### WRITTEN INSTRUCTION
Below are some records; retype all of them exactly.
══ RECORDED INFORMATION ══
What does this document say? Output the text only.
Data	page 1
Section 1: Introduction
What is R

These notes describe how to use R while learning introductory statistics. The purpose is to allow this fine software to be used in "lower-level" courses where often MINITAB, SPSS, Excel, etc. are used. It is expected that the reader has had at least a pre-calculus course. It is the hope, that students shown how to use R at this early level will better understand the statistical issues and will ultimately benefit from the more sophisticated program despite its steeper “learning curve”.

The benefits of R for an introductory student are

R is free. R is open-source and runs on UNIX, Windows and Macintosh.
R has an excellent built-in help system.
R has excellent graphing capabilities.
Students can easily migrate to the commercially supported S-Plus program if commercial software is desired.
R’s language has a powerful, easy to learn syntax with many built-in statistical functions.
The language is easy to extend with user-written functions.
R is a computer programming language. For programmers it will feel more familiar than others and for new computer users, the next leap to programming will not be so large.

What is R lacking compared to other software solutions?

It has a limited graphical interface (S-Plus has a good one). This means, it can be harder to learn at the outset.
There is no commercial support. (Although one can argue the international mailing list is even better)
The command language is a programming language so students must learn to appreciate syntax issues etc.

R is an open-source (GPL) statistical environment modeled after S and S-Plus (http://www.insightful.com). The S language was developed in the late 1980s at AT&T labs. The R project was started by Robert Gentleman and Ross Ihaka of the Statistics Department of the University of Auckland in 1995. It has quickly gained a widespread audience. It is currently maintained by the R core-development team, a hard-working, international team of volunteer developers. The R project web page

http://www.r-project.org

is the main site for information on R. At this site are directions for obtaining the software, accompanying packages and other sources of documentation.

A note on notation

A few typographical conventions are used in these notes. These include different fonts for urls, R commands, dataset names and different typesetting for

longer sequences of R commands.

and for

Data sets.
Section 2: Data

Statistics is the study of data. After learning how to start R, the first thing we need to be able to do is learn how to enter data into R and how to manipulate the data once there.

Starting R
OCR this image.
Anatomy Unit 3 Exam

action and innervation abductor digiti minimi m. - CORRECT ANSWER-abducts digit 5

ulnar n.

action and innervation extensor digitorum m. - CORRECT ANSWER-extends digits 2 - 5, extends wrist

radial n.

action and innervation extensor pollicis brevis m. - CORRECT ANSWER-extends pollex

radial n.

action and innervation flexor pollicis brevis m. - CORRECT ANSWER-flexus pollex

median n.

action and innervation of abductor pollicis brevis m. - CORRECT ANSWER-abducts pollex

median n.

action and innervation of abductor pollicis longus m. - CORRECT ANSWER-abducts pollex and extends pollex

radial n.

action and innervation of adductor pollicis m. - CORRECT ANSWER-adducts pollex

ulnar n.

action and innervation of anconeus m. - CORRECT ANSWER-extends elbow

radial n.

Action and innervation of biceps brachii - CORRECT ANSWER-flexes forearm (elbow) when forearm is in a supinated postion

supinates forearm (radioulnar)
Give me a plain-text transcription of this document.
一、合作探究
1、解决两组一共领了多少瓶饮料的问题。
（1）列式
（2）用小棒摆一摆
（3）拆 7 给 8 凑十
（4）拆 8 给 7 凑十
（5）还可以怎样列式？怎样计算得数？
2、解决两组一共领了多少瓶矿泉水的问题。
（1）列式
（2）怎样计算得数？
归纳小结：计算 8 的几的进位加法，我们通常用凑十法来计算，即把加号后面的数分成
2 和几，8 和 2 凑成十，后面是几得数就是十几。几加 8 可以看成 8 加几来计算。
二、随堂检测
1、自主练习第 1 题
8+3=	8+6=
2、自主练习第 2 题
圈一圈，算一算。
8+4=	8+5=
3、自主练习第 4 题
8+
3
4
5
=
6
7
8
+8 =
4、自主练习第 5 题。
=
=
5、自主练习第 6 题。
═══
### IN RESPONSE
What does this document say? Output the text only.
Data	page 1
Section 1: Introduction
What is R

These notes describe how to use R while learning introductory statistics. The purpose is to allow this fine software to be used in "lower-level" courses where often MINITAB, SPSS, Excel, etc. are used. It is expected that the reader has had at least a pre-calculus course. It is the hope, that students shown how to use R at this early level will better understand the statistical issues and will ultimately benefit from the more sophisticated program despite its steeper “learning curve”.

The benefits of R for an introductory student are

R is free. R is open-source and runs on UNIX, Windows and Macintosh.
R has an excellent built-in help system.
R has excellent graphing capabilities.
Students can easily migrate to the commercially supported S-Plus program if commercial software is desired.
R’s language has a powerful, easy to learn syntax with many built-in statistical functions.
The language is easy to extend with user-written functions.
R is a computer programming language. For programmers it will feel more familiar than others and for new computer users, the next leap to programming will not be so large.

What is R lacking compared to other software solutions?

It has a limited graphical interface (S-Plus has a good one). This means, it can be harder to learn at the outset.
There is no commercial support. (Although one can argue the international mailing list is even better)
The command language is a programming language so students must learn to appreciate syntax issues etc.

R is an open-source (GPL) statistical environment modeled after S and S-Plus (http://www.insightful.com). The S language was developed in the late 1980s at AT&T labs. The R project was started by Robert Gentleman and Ross Ihaka of the Statistics Department of the University of Auckland in 1995. It has quickly gained a widespread audience. It is currently maintained by the R core-development team, a hard-working, international team of volunteer developers. The R project web page

http://www.r-project.org

is the main site for information on R. At this site are directions for obtaining the software, accompanying packages and other sources of documentation.

A note on notation

A few typographical conventions are used in these notes. These include different fonts for urls, R commands, dataset names and different typesetting for

longer sequences of R commands.

and for

Data sets.
Section 2: Data

Statistics is the study of data. After learning how to start R, the first thing we need to be able to do is learn how to enter data into R and how to manipulate the data once there.

Starting R
OCR this image.
Anatomy Unit 3 Exam

action and innervation abductor digiti minimi m. - CORRECT ANSWER-abducts digit 5

ulnar n.

action and innervation extensor digitorum m. - CORRECT ANSWER-extends digits 2 - 5, extends wrist

radial n.

action and innervation extensor pollicis brevis m. - CORRECT ANSWER-extends pollex

radial n.

action and innervation flexor pollicis brevis m. - CORRECT ANSWER-flexus pollex

median n.

action and innervation of abductor pollicis brevis m. - CORRECT ANSWER-abducts pollex

median n.

action and innervation of abductor pollicis longus m. - CORRECT ANSWER-abducts pollex and extends pollex

radial n.

action and innervation of adductor pollicis m. - CORRECT ANSWER-adducts pollex

ulnar n.

action and innervation of anconeus m. - CORRECT ANSWER-extends elbow

radial n.

Action and innervation of biceps brachii - CORRECT ANSWER-flexes forearm (elbow) when forearm is in a supinated postion

supinates forearm (radioulnar)
Give me a plain-text transcription of this document.
一、合作探究
1、解决两组一共领了多少瓶饮料的问题。
（1）列式
（2）用小棒摆一摆
（3）拆 7 给 8 凑十
（4）拆 8 给 7 凑十
（5）还可以怎样列式？怎样计算得数？
2、解决两组一共领了多少瓶矿泉水的问题。
（1）列式
（2）怎样计算得数？
归纳小结：计算 8 的几的进位加法，我们通常用凑十法来计算，即把加号后面的数分成
2 和几，8 和 2 凑成十，后面是几得数就是十几。几加 8 可以看成 8 加几来计算。
二、随堂检测
1、自主练习第 1 题
8+3=	8+6=
2、自主练习第 2 题
圈一圈，算一算。
8+4=	8+5=
3、自主练习第 4 题
8+
3
4
5
=
6
7
8
+8 =
4、自主练习第 5 题。
=
=
5、自主练习第 6 题。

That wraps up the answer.